Work to do
Select the lines of the records containing the word "name" and list them.
-----
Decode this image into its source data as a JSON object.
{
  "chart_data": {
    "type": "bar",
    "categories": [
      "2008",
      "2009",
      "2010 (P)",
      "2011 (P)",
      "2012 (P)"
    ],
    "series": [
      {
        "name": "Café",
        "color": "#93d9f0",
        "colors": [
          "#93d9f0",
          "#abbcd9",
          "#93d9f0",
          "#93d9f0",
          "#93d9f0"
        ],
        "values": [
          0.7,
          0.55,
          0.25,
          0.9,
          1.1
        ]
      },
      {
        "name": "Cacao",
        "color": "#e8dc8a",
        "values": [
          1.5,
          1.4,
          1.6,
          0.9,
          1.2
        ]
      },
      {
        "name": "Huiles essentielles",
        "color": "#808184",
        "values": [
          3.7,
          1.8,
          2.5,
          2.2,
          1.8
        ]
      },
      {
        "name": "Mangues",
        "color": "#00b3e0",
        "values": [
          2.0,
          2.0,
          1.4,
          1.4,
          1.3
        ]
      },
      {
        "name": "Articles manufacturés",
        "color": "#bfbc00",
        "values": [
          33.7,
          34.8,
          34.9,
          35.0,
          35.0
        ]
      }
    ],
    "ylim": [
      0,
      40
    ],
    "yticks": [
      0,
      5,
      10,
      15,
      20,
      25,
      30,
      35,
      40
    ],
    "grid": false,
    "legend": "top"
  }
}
-----
Solution below
        "name": "Café",
        "name": "Cacao",
        "name": "Huiles essentielles",
        "name": "Mangues",
        "name": "Articles manufacturés",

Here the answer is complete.